▶ _THE PROBLEM_: Look through the data below. Collect every line where the word "JSON" occurs.
Start of INPUT
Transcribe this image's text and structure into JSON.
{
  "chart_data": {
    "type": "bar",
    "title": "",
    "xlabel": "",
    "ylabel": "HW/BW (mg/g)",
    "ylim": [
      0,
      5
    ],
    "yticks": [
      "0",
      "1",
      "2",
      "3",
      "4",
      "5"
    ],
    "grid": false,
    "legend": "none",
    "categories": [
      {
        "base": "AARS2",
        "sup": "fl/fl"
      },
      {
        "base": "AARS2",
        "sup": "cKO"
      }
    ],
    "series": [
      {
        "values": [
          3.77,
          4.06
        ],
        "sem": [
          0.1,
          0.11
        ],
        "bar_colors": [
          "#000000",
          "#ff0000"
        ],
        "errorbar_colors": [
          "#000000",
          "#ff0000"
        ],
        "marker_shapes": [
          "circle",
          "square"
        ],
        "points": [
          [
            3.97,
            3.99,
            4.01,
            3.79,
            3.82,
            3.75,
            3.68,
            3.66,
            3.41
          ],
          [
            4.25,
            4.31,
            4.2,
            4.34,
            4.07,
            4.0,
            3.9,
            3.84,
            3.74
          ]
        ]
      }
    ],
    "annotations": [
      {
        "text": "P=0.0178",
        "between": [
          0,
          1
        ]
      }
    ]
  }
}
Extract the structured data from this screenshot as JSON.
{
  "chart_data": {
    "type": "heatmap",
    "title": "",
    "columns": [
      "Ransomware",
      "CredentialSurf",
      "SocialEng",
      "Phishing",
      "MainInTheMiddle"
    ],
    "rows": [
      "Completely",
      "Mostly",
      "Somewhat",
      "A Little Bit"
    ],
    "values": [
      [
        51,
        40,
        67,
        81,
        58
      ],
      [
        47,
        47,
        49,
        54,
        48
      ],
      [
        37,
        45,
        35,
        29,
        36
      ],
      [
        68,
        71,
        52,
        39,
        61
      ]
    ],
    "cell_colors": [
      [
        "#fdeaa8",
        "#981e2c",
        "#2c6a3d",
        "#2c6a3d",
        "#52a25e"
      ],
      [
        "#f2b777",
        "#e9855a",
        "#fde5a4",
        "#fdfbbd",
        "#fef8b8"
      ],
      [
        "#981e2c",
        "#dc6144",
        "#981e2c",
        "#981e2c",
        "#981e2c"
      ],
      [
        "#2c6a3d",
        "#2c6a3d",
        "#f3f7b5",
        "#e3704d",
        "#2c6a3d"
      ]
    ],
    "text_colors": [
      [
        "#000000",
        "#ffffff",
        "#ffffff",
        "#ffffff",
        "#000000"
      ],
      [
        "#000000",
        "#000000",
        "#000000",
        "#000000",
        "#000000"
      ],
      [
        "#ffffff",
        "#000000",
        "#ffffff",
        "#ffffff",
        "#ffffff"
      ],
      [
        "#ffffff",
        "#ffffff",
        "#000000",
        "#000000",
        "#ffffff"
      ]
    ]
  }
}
End of INPUT
▶ _COMPLETE ANSWER_:
Transcribe this image's text and structure into JSON.
Extract the structured data from this screenshot as JSON.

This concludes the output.